### RECORD EXTRACTS ###

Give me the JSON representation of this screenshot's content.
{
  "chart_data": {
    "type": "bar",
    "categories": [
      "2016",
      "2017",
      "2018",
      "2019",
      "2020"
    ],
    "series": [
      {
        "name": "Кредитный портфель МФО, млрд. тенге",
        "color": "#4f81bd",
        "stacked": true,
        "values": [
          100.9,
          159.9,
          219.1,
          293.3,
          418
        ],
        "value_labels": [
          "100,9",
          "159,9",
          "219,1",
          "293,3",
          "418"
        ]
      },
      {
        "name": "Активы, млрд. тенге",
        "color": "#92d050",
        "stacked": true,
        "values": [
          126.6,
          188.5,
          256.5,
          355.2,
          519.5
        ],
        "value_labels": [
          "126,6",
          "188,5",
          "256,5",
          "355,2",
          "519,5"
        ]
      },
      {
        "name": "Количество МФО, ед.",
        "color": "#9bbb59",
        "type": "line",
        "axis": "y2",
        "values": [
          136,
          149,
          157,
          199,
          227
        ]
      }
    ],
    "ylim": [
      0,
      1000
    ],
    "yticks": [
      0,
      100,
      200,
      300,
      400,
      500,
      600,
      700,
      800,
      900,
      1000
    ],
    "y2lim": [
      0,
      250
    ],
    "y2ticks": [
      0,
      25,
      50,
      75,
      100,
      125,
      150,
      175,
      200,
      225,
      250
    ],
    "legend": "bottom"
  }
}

###

JOB. Extract all the entries word for word.

REPLY.
Give me the JSON representation of this screenshot's content.
{
  "chart_data": {
    "type": "bar",
    "categories": [
      "2016",
      "2017",
      "2018",
      "2019",
      "2020"
    ],
    "series": [
      {
        "name": "Кредитный портфель МФО, млрд. тенге",
        "color": "#4f81bd",
        "stacked": true,
        "values": [
          100.9,
          159.9,
          219.1,
          293.3,
          418
        ],
        "value_labels": [
          "100,9",
          "159,9",
          "219,1",
          "293,3",
          "418"
        ]
      },
      {
        "name": "Активы, млрд. тенге",
        "color": "#92d050",
        "stacked": true,
        "values": [
          126.6,
          188.5,
          256.5,
          355.2,
          519.5
        ],
        "value_labels": [
          "126,6",
          "188,5",
          "256,5",
          "355,2",
          "519,5"
        ]
      },
      {
        "name": "Количество МФО, ед.",
        "color": "#9bbb59",
        "type": "line",
        "axis": "y2",
        "values": [
          136,
          149,
          157,
          199,
          227
        ]
      }
    ],
    "ylim": [
      0,
      1000
    ],
    "yticks": [
      0,
      100,
      200,
      300,
      400,
      500,
      600,
      700,
      800,
      900,
      1000
    ],
    "y2lim": [
      0,
      250
    ],
    "y2ticks": [
      0,
      25,
      50,
      75,
      100,
      125,
      150,
      175,
      200,
      225,
      250
    ],
    "legend": "bottom"
  }
}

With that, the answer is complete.